**Task prompt:**
Read the material below and count the lines holding the string "color". Give that count with nothing added.

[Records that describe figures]

◇ ◇ ◇

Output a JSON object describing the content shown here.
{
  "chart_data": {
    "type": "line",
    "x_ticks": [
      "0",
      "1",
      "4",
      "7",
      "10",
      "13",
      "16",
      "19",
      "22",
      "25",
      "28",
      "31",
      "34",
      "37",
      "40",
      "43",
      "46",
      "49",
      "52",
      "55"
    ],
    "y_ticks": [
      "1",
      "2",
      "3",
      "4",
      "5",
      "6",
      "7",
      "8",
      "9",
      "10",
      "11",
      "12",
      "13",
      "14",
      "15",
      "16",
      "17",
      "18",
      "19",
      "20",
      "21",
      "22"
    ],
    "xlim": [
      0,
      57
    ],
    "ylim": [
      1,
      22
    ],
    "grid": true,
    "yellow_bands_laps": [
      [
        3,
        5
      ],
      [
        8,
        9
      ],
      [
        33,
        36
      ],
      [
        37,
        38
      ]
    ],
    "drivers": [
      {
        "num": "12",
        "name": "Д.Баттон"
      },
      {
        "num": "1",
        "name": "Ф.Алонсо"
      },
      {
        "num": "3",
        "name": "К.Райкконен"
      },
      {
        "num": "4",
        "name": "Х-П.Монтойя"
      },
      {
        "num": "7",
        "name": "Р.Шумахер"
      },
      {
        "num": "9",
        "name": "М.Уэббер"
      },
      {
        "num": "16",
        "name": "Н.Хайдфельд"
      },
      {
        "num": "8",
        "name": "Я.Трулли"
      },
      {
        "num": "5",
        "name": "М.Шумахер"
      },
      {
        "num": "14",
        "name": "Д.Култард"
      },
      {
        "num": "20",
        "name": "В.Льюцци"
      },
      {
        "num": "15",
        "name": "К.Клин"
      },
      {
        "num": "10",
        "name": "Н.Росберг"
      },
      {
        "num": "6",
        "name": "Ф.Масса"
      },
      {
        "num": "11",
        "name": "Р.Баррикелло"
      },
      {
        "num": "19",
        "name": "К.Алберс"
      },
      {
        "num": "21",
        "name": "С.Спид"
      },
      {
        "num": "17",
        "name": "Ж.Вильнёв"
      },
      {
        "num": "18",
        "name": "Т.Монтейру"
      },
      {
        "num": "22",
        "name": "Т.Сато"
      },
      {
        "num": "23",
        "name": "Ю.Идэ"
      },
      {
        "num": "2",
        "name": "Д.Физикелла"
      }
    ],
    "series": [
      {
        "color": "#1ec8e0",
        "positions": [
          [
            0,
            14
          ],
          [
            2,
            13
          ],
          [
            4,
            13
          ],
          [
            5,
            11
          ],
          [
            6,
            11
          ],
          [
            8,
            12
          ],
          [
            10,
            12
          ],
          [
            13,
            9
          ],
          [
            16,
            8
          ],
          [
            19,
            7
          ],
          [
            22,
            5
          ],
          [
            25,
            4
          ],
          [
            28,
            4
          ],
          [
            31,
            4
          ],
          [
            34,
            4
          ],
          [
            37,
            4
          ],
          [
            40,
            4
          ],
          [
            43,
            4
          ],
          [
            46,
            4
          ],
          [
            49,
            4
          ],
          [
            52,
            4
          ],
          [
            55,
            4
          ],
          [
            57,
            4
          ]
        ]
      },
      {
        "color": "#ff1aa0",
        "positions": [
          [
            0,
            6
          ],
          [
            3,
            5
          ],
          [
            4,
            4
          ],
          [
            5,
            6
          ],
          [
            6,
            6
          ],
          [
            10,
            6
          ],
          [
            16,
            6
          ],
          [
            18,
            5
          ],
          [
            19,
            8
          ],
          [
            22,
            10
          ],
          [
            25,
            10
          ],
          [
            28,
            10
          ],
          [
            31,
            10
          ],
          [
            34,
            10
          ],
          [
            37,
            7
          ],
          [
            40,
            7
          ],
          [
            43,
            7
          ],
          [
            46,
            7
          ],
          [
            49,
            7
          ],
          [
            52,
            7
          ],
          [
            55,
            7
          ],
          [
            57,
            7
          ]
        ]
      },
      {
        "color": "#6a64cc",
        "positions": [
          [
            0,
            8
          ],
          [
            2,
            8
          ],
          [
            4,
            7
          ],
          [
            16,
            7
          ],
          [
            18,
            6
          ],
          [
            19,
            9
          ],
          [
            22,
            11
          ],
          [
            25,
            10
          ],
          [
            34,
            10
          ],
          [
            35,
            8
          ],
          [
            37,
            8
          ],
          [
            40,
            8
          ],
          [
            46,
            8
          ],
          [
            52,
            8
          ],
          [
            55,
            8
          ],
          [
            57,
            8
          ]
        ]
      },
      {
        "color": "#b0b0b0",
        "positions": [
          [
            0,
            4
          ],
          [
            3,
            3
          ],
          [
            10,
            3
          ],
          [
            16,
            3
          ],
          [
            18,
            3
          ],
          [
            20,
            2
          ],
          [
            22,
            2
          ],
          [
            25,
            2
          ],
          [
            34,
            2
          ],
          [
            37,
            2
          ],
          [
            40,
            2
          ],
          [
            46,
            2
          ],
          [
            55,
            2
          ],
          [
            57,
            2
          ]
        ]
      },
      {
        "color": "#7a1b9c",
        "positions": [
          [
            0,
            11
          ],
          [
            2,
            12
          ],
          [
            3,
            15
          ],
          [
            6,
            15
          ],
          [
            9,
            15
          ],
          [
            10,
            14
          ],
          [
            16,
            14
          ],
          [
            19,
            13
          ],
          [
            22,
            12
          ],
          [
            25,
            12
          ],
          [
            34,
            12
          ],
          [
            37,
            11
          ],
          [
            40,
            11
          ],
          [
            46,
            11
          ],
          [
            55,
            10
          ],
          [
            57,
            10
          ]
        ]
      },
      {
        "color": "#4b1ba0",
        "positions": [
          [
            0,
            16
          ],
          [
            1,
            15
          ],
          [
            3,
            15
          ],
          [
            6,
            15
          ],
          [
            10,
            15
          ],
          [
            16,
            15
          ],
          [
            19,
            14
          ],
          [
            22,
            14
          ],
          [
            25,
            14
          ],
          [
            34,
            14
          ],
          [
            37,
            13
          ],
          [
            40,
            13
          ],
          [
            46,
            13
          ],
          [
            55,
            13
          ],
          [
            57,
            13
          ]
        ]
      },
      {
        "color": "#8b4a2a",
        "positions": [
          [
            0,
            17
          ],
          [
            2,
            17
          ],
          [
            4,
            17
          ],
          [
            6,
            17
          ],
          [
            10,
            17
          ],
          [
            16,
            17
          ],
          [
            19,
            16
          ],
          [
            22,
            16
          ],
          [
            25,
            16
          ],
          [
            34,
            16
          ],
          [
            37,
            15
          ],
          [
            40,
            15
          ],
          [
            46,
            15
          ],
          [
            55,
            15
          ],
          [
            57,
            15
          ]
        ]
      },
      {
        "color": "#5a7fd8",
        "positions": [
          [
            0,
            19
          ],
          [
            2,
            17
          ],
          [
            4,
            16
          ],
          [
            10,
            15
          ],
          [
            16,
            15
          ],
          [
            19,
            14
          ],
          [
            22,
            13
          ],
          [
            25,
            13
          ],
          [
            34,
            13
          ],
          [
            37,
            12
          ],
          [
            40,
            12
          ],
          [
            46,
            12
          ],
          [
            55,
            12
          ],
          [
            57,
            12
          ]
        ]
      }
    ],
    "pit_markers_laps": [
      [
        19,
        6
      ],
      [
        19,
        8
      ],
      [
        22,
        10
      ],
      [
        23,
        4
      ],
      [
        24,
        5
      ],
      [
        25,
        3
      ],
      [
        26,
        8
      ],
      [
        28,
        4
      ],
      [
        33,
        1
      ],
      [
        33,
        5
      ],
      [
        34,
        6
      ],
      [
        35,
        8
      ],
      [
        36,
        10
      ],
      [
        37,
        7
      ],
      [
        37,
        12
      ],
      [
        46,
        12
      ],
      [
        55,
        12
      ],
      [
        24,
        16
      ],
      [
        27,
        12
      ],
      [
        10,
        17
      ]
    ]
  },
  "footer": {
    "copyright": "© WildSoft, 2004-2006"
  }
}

◇ ◇ ◇

**Solution to the problem:**
8